- [Stated problem]:
Check every line of the entries for "프로젝트", and copy the lines that hold it.

- [Data records]:
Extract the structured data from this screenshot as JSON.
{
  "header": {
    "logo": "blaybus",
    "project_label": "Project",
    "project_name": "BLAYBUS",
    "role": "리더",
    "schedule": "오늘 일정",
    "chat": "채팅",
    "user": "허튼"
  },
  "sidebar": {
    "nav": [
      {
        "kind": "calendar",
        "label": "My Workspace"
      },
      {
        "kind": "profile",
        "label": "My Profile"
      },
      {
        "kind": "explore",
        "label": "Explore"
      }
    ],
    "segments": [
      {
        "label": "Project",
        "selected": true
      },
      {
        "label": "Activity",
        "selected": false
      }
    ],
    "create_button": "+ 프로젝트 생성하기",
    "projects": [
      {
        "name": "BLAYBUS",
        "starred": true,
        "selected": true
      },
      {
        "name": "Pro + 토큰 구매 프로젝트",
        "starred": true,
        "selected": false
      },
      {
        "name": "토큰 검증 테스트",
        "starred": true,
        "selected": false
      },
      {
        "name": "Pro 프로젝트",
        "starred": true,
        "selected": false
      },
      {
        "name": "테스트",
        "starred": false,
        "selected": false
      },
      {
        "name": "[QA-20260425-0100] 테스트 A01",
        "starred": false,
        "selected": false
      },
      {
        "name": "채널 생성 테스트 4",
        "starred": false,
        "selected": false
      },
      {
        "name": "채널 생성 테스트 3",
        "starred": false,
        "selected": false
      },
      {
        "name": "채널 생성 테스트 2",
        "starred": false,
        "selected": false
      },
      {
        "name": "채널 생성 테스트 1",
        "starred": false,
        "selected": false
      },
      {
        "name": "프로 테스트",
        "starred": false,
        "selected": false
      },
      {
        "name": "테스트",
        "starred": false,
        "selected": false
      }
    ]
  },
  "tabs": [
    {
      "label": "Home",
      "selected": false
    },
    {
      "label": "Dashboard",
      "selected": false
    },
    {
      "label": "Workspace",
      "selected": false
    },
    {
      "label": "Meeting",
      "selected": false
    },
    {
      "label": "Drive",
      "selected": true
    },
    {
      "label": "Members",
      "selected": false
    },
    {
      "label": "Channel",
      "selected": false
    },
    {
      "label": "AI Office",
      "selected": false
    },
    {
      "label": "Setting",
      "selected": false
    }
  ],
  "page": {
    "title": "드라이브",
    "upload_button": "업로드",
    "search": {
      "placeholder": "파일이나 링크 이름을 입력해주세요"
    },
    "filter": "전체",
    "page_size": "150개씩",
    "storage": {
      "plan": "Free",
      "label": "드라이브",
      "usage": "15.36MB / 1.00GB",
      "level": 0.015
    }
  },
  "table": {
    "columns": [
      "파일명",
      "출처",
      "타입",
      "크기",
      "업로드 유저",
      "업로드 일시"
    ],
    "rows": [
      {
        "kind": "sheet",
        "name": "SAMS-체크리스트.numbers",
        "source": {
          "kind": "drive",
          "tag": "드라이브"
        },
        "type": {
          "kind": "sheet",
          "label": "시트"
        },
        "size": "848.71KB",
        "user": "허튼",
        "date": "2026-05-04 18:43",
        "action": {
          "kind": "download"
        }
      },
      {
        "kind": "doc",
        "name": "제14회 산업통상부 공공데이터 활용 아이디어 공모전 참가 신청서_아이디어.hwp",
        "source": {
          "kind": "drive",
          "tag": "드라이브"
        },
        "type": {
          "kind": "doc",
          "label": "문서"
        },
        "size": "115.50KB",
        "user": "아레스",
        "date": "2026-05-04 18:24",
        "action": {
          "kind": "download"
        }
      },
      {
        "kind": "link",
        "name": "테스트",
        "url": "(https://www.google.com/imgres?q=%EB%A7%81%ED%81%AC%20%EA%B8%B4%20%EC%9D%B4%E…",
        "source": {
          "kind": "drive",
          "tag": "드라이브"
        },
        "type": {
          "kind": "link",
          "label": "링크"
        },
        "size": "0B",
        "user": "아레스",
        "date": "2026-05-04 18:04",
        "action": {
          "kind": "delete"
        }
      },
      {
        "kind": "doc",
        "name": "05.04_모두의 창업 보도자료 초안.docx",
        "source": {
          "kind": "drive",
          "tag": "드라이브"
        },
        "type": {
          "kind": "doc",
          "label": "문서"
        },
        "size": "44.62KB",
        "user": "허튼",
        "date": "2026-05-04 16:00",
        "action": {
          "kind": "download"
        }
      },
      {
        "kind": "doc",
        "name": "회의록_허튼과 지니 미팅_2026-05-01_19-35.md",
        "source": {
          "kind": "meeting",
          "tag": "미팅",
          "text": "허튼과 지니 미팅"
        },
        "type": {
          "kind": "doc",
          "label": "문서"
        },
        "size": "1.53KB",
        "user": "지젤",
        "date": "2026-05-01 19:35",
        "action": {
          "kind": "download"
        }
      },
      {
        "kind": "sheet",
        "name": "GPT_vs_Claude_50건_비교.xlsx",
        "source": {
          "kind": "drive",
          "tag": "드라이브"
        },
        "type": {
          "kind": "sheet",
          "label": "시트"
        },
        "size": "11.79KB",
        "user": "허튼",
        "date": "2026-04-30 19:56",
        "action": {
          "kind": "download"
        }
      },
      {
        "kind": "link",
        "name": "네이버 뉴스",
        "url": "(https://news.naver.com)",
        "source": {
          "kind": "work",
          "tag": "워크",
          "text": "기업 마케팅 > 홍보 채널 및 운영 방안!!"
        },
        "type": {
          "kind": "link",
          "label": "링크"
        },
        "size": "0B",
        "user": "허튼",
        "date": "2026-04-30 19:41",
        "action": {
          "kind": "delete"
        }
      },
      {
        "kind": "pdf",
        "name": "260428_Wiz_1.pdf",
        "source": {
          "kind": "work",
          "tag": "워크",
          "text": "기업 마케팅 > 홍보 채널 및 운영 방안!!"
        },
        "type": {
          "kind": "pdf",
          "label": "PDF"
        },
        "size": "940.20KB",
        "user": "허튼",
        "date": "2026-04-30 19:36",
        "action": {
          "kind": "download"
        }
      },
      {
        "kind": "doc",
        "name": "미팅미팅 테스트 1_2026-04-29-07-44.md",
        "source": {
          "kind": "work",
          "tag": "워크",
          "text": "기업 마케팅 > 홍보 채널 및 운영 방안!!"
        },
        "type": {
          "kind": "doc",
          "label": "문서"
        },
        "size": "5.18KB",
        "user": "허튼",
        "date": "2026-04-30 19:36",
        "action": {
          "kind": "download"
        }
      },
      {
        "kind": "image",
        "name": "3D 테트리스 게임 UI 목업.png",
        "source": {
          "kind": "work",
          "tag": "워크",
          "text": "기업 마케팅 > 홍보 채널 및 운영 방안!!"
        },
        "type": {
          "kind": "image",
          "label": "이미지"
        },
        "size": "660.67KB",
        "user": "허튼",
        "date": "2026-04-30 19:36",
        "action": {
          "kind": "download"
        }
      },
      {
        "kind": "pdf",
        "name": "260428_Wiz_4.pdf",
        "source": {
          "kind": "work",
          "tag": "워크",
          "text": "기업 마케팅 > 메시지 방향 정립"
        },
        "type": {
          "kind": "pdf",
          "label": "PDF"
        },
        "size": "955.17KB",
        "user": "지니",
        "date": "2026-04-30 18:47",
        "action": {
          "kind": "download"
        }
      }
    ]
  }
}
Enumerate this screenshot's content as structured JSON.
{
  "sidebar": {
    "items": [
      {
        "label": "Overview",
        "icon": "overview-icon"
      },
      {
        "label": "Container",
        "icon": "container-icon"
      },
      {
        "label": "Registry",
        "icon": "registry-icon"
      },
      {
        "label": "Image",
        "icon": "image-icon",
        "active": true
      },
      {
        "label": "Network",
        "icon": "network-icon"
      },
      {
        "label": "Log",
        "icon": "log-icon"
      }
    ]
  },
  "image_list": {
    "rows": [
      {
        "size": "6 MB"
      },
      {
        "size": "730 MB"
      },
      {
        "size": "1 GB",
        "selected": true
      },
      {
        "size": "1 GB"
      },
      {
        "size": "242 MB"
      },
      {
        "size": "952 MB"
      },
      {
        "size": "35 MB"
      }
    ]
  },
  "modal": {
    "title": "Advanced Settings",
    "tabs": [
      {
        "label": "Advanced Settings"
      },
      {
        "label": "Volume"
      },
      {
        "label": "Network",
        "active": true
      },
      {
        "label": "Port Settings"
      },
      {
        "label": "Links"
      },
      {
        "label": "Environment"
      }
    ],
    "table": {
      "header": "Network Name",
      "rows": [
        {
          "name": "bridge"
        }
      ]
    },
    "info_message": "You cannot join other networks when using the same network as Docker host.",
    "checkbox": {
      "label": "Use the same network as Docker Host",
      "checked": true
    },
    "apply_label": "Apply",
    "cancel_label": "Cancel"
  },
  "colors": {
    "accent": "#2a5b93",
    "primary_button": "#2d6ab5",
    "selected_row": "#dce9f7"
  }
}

- [Solution]:
    "create_button": "+ 프로젝트 생성하기",
        "name": "Pro + 토큰 구매 프로젝트",
        "name": "Pro 프로젝트",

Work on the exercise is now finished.